= WHAT YOU ARE ASKED TO DO =
Identify each line in the records below that contains the word "name", and copy it.

= DATASET RECORDS =
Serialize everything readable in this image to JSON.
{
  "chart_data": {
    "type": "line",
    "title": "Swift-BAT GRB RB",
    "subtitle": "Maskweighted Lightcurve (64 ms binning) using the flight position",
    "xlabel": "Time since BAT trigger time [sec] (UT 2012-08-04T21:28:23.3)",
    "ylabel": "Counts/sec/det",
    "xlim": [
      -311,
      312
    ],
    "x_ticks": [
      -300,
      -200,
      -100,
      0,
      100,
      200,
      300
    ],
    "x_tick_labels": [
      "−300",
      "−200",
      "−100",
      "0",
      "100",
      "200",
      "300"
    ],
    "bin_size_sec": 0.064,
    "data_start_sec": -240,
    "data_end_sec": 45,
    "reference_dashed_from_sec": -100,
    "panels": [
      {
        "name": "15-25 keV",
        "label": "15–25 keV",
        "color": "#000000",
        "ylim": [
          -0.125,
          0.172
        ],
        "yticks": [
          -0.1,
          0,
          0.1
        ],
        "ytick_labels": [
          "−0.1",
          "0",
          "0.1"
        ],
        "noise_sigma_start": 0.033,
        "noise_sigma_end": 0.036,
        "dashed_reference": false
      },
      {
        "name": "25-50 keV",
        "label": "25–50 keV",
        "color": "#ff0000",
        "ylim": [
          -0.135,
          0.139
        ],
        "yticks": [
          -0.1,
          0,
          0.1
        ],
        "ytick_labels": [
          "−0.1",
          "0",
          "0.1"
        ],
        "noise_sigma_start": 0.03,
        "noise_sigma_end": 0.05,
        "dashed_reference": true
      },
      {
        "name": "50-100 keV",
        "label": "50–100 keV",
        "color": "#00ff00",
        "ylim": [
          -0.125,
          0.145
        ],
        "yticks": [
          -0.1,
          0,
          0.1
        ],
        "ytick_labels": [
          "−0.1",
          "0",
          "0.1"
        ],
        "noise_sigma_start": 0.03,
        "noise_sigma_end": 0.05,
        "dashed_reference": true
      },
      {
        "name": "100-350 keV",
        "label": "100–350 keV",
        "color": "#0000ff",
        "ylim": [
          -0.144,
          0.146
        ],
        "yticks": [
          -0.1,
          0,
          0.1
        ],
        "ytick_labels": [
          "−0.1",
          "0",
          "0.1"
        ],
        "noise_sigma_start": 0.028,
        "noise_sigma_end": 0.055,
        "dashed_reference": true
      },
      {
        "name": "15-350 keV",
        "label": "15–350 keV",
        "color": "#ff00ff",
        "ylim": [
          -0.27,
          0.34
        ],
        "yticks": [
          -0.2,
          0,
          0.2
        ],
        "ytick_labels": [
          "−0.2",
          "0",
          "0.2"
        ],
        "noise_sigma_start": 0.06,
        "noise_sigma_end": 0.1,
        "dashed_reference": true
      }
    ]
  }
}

= OUTPUT OF THE TASK =
        "name": "15-25 keV",
        "name": "25-50 keV",
        "name": "50-100 keV",
        "name": "100-350 keV",
        "name": "15-350 keV",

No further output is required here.